◆ Problems and tasks
1 - In the forum post on torque, horsepower and gearing, at what engine speed does the first example engine produce 200 lb/ft of torque?
2 - Write the next part of the forum post on torque, horsepower and gearing, starting after its final sentence.

Great points...
This will be difficult for me to persuade you into towards my opinion on this..mostly because I suck at explanations, and there is no true way to prove my points...but I will try...
first of all...it totally depends on how different the gearing is betwen the runs...In all honesty, I feel that a the first two combinations you mentioned in the same car will run a 1/4 extremely close to each other...there is not nearly enough of a difference between the high hp car and high torque car...
But the gearing thing...torque is multiplied by gearing, so with shorter gears, you have more torque to the wheels...hp is not, since its a rate based on time...But lets make this easier...say you have two engines...on makes 200lb/ft of torque at 3500rpm, and makes 100bhp at 7000rpm, which is the redline (not a very likely combo, I know)...and another engine making 100lb/ft at 3500rpm and 200bhp @ 7000rpm...and both have a close ratio 6 speed gear box...
Now in order for large amounts of torque (force of rotation) to do any work, you need to have very long gearing...the long gearing allows the car to accelerate down the road...with very close gearing, like say short enough to only get 20mph out of first gear (not uncommon for some extremely close racing boxes)...you get...wheel spin...and thats it...the torque to the wheels is so great that nothing happens in the form of acceleration until the next gear...then you accelerate through second ok, and third ok...but remember the powerband, at the time that you are shifting after first gear, the car is not dropping back into its torque band...you are slow...

◆ Entries supplied
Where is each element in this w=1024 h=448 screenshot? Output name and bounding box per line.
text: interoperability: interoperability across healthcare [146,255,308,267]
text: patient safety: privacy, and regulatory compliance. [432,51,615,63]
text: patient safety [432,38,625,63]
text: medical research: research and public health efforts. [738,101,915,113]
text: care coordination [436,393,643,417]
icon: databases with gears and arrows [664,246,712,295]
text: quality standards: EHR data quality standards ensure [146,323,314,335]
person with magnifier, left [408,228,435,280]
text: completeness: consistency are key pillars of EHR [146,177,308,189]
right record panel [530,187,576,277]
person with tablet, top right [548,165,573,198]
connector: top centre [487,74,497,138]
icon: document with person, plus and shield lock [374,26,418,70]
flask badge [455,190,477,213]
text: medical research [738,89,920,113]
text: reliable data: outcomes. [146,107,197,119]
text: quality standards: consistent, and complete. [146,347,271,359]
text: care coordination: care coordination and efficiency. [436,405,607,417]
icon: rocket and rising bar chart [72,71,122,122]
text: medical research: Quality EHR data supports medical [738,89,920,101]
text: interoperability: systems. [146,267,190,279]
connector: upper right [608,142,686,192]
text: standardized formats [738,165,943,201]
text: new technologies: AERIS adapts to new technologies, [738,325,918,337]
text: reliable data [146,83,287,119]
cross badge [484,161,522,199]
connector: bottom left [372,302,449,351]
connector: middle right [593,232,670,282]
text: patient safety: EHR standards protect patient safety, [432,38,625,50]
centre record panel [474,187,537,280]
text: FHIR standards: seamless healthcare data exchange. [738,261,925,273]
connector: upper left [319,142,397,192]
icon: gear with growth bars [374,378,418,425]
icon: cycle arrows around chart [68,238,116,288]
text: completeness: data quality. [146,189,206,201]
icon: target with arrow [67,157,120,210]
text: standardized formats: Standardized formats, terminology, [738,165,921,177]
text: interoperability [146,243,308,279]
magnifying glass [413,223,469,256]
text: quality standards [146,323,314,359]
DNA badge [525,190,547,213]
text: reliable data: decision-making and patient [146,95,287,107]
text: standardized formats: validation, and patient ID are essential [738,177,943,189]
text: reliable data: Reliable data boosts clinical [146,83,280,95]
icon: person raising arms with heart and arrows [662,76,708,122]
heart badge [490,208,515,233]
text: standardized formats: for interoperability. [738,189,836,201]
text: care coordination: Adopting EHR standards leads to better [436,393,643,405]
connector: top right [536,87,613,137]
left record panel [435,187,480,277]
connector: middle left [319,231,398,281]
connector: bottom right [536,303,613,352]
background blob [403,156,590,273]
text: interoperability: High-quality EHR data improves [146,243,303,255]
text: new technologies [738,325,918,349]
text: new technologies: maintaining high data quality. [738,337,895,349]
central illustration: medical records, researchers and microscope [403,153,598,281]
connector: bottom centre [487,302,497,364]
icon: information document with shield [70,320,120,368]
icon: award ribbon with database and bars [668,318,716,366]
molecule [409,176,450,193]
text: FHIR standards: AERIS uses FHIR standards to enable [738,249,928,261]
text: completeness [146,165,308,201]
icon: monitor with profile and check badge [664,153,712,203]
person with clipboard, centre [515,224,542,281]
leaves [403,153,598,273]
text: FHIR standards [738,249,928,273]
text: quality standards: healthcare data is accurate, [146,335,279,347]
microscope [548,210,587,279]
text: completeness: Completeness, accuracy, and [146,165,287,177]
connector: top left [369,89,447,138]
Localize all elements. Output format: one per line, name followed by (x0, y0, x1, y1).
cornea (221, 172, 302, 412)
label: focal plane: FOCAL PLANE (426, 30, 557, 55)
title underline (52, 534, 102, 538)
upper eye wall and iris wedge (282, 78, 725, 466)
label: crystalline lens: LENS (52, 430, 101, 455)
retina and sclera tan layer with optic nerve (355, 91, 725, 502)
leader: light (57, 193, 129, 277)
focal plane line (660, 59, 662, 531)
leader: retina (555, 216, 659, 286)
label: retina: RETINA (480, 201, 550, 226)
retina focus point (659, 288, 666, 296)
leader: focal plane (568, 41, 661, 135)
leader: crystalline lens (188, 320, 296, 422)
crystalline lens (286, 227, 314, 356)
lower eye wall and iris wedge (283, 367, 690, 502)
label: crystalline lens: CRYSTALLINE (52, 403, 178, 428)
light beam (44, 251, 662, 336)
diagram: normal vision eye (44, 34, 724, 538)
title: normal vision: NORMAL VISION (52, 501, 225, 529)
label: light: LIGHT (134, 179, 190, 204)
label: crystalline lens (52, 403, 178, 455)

◆ Final results
1 - 3500 rpm

2 -
At the same time, this is an ideal box for a high hp/low torque engine...the close ratio allows first to be eaten up fast, despite small amounts of lowend torque...then the engine is making lots hp, and to do work with torque at a high rate, you need short gearing...so the car continues to accelerate hard through every gear...
Now the other way around would be with an extremely long gear box...one in which you could pull 40mph out of first...the low torque car would use this lower gearing affectively to do considerable acceleration with a much slower climb in rpm...that is what torque needs...torque is instantaneous, the longer the engine holds that rpm, the more work it does...with long gearing, the engine stays on 3500rpm longer...so it accelerates longer...and being that the gearing is spread out, every shift change brings the car back down into that torque zone, and continues to accelerate hard...
on the other hand, the high hp car could do nothing with this gearbox...and barely get rolling, because it was relying on high torque multiplication through the short gearbox to make up for its small torque output...not only that, but after first gear, the revs would drop well out of the power band...it is misleading to put a certain hp at a certain rpm...because to do work, at least in automotive instances, needs to sweep through a band of high power...so when you have short gearing, the car can continuously plow through its powerband...and still accelerate...but without the gearing, and without the properly matched rev falls after each shift, it has trouble...
These are two extremes...which is why I said theoretical...but because of this variable, I can't say that a high hp car will always beat a high torque car...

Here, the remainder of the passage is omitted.